**Task directions**: Tally how many lines of these entries hold the string "Tongeren". Return the number alone.
***
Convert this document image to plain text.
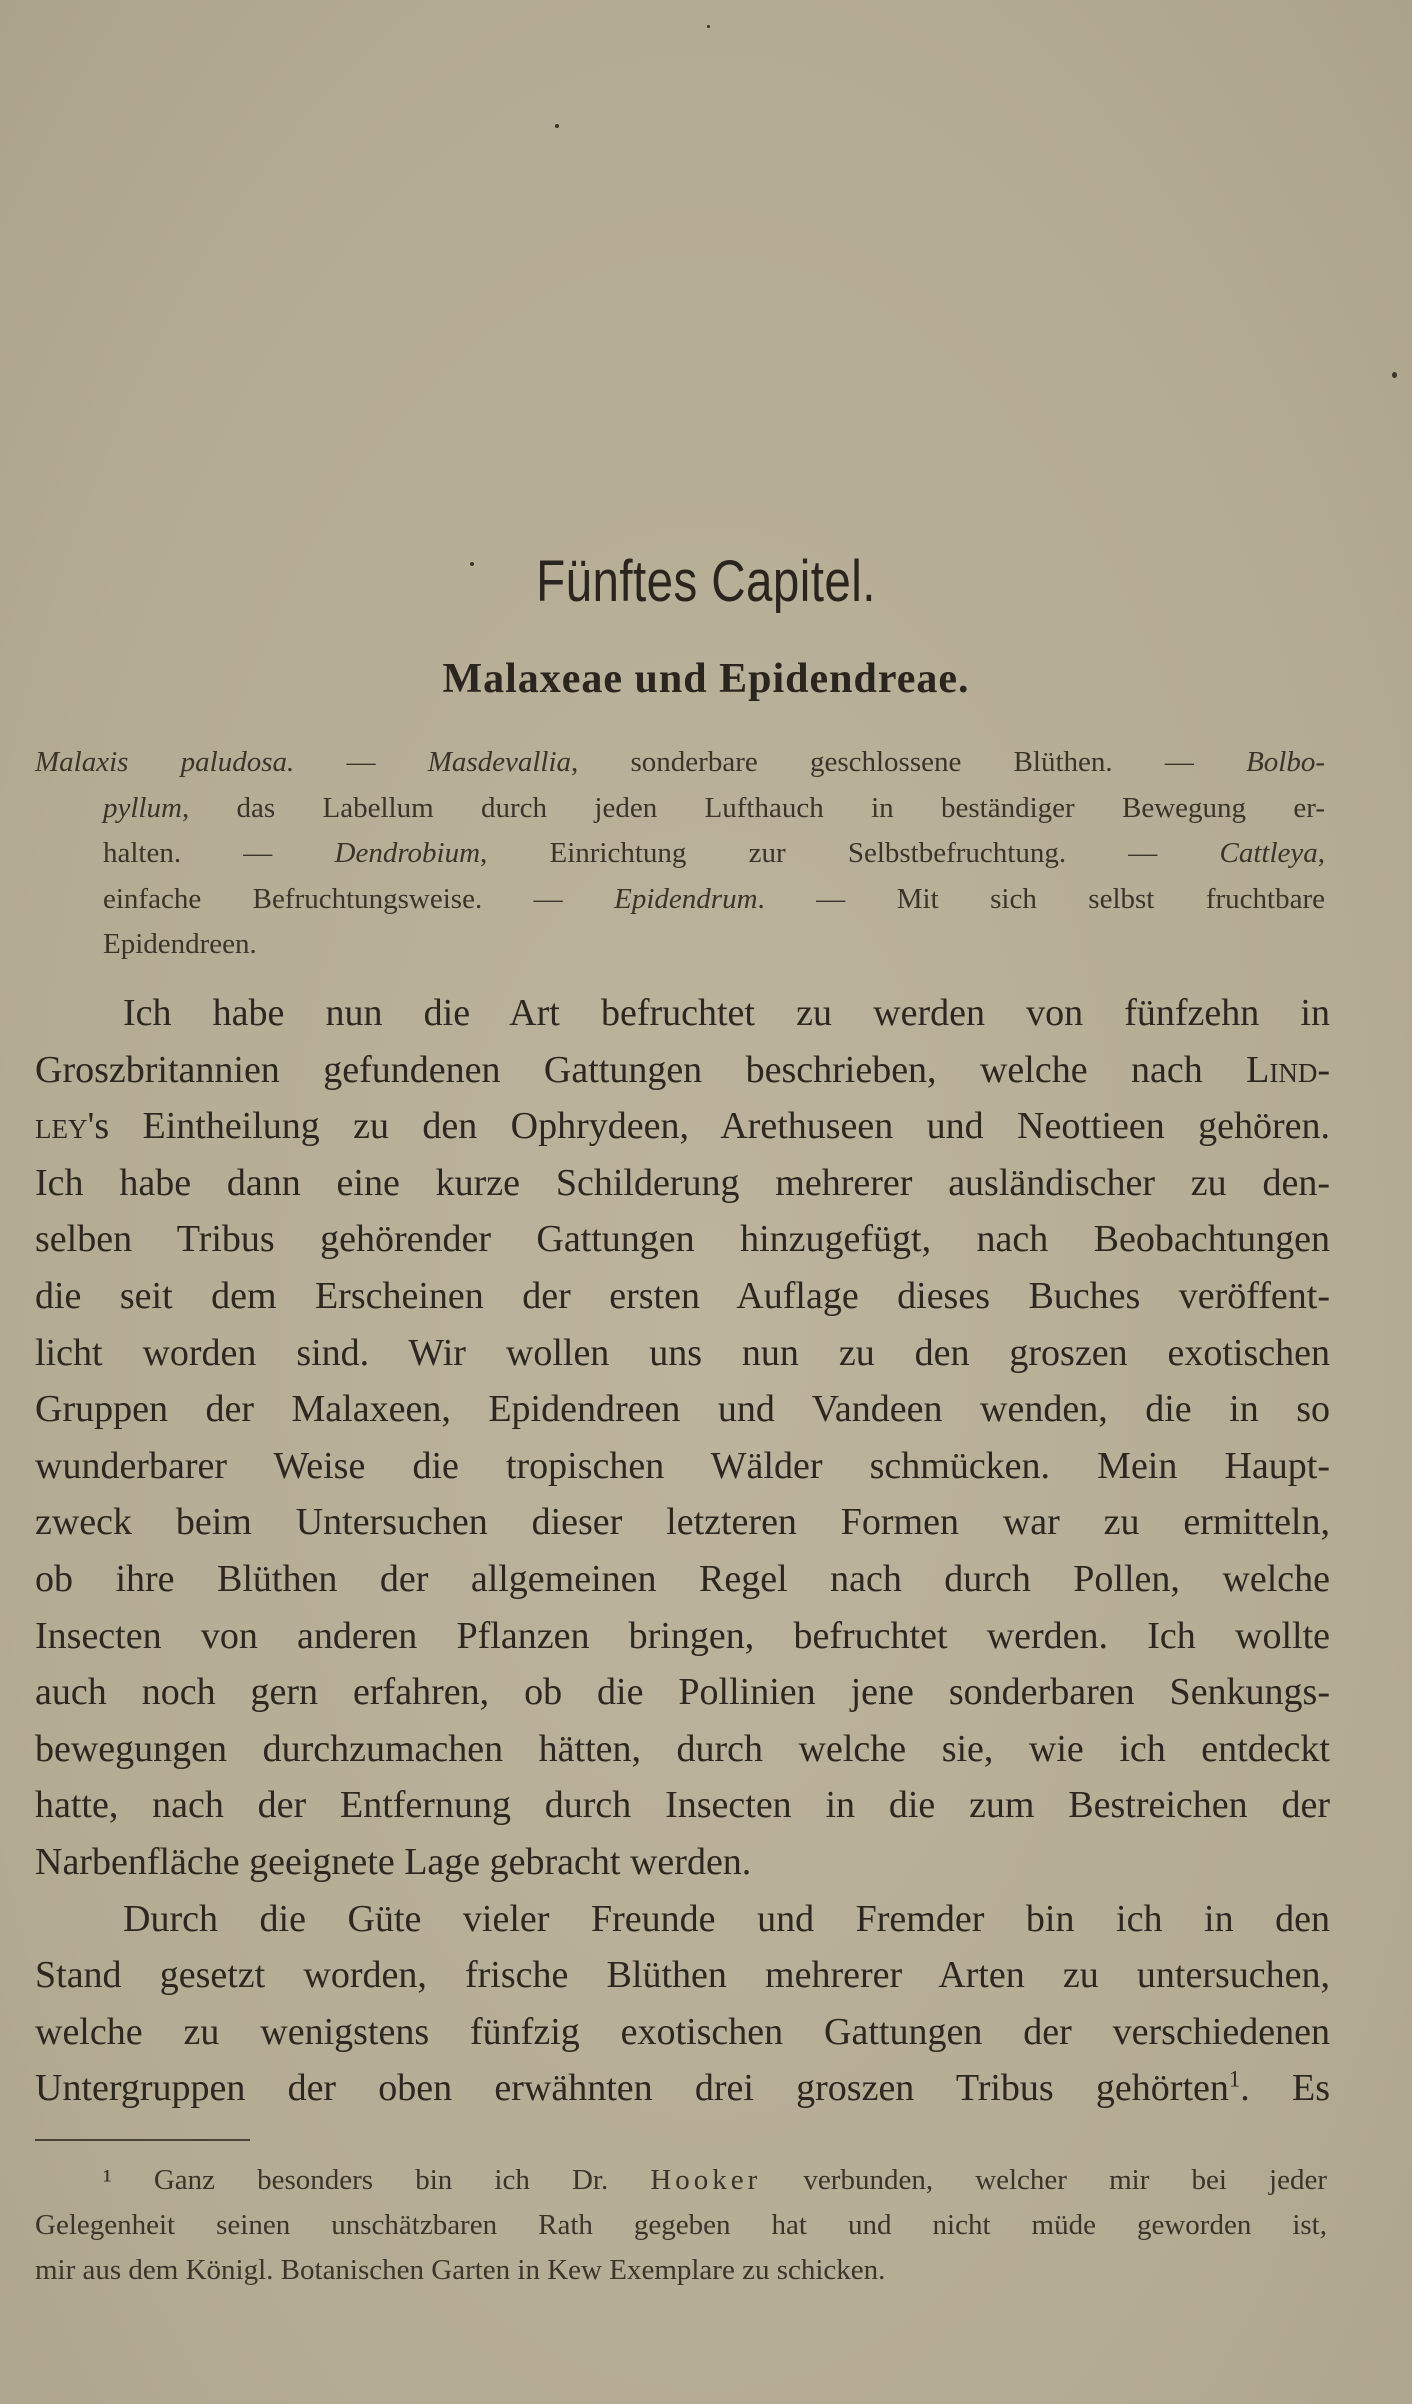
Fünftes Capitel.
Malaxeae und Epidendreae.
Malaxis paludosa. — Masdevallia, sonderbare geschlossene Blüthen. — Bolbo-
pyllum, das Labellum durch jeden Lufthauch in beständiger Bewegung er-
halten. — Dendrobium, Einrichtung zur Selbstbefruchtung. — Cattleya,
einfache Befruchtungsweise. — Epidendrum. — Mit sich selbst fruchtbare
Epidendreen.
Ich habe nun die Art befruchtet zu werden von fünfzehn in
Groszbritannien gefundenen Gattungen beschrieben, welche nach Lind-
ley's Eintheilung zu den Ophrydeen, Arethuseen und Neottieen gehören.
Ich habe dann eine kurze Schilderung mehrerer ausländischer zu den-
selben Tribus gehörender Gattungen hinzugefügt, nach Beobachtungen
die seit dem Erscheinen der ersten Auflage dieses Buches veröffent-
licht worden sind. Wir wollen uns nun zu den groszen exotischen
Gruppen der Malaxeen, Epidendreen und Vandeen wenden, die in so
wunderbarer Weise die tropischen Wälder schmücken. Mein Haupt-
zweck beim Untersuchen dieser letzteren Formen war zu ermitteln,
ob ihre Blüthen der allgemeinen Regel nach durch Pollen, welche
Insecten von anderen Pflanzen bringen, befruchtet werden. Ich wollte
auch noch gern erfahren, ob die Pollinien jene sonderbaren Senkungs-
bewegungen durchzumachen hätten, durch welche sie, wie ich entdeckt
hatte, nach der Entfernung durch Insecten in die zum Bestreichen der
Narbenfläche geeignete Lage gebracht werden.
Durch die Güte vieler Freunde und Fremder bin ich in den
Stand gesetzt worden, frische Blüthen mehrerer Arten zu untersuchen,
welche zu wenigstens fünfzig exotischen Gattungen der verschiedenen
Untergruppen der oben erwähnten drei groszen Tribus gehörten$^1$. Es
¹ Ganz besonders bin ich Dr. Hooker verbunden, welcher mir bei jeder
Gelegenheit seinen unschätzbaren Rath gegeben hat und nicht müde geworden ist,
mir aus dem Königl. Botanischen Garten in Kew Exemplare zu schicken.
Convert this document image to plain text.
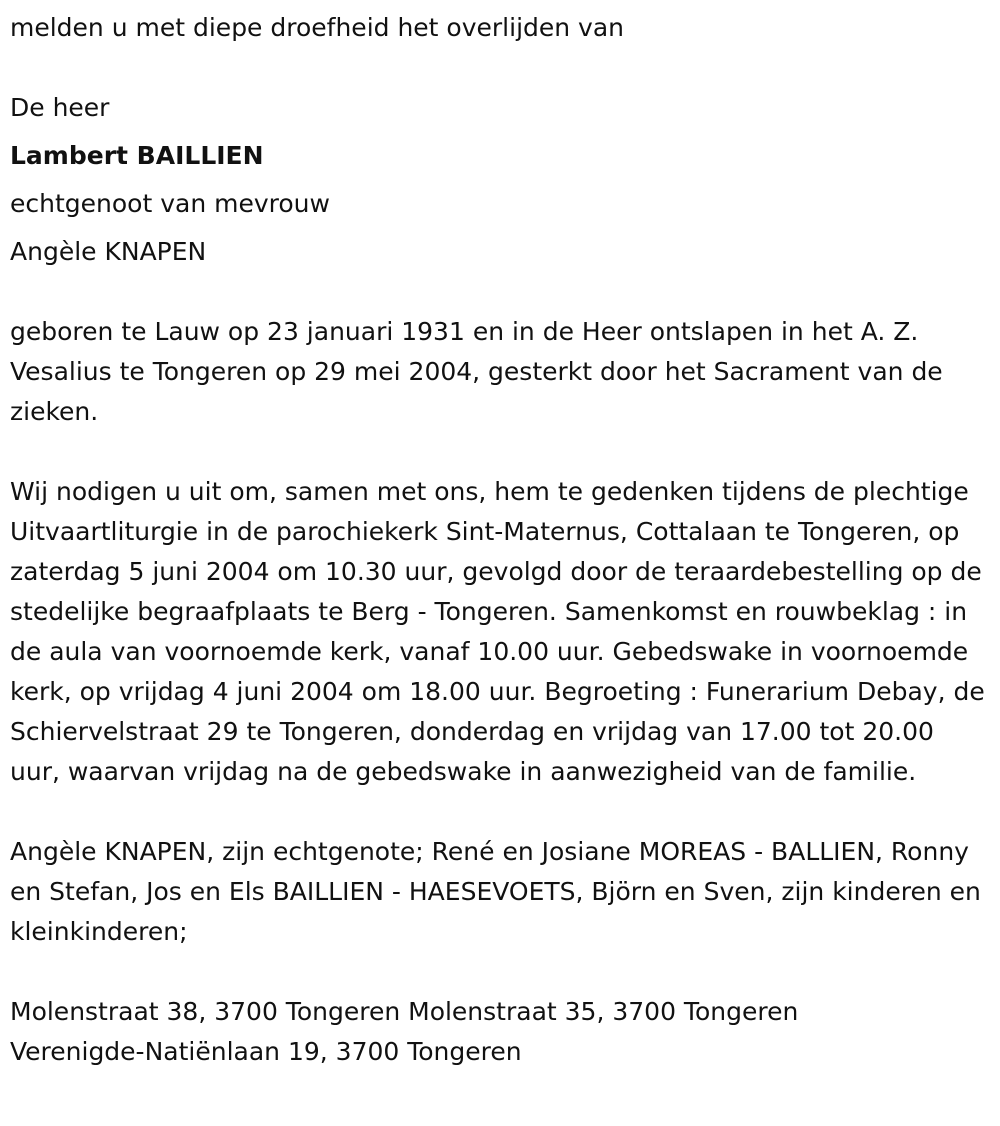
melden u met diepe droefheid het overlijden van

De heer

Lambert BAILLIEN

echtgenoot van mevrouw

Angèle KNAPEN

geboren te Lauw op 23 januari 1931 en in de Heer ontslapen in het A. Z. Vesalius te Tongeren op 29 mei 2004, gesterkt door het Sacrament van de zieken.

Wij nodigen u uit om, samen met ons, hem te gedenken tijdens de plechtige Uitvaartliturgie in de parochiekerk Sint-Maternus, Cottalaan te Tongeren, op zaterdag 5 juni 2004 om 10.30 uur, gevolgd door de teraardebestelling op de stedelijke begraafplaats te Berg - Tongeren. Samenkomst en rouwbeklag : in de aula van voornoemde kerk, vanaf 10.00 uur. Gebedswake in voornoemde kerk, op vrijdag 4 juni 2004 om 18.00 uur. Begroeting : Funerarium Debay, de Schiervelstraat 29 te Tongeren, donderdag en vrijdag van 17.00 tot 20.00 uur, waarvan vrijdag na de gebedswake in aanwezigheid van de familie.

Angèle KNAPEN, zijn echtgenote; René en Josiane MOREAS - BALLIEN, Ronny en Stefan, Jos en Els BAILLIEN - HAESEVOETS, Björn en Sven, zijn kinderen en kleinkinderen;

Molenstraat 38, 3700 Tongeren Molenstraat 35, 3700 Tongeren

Verenigde-Natiënlaan 19, 3700 Tongeren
***
**Reply to the task**: 4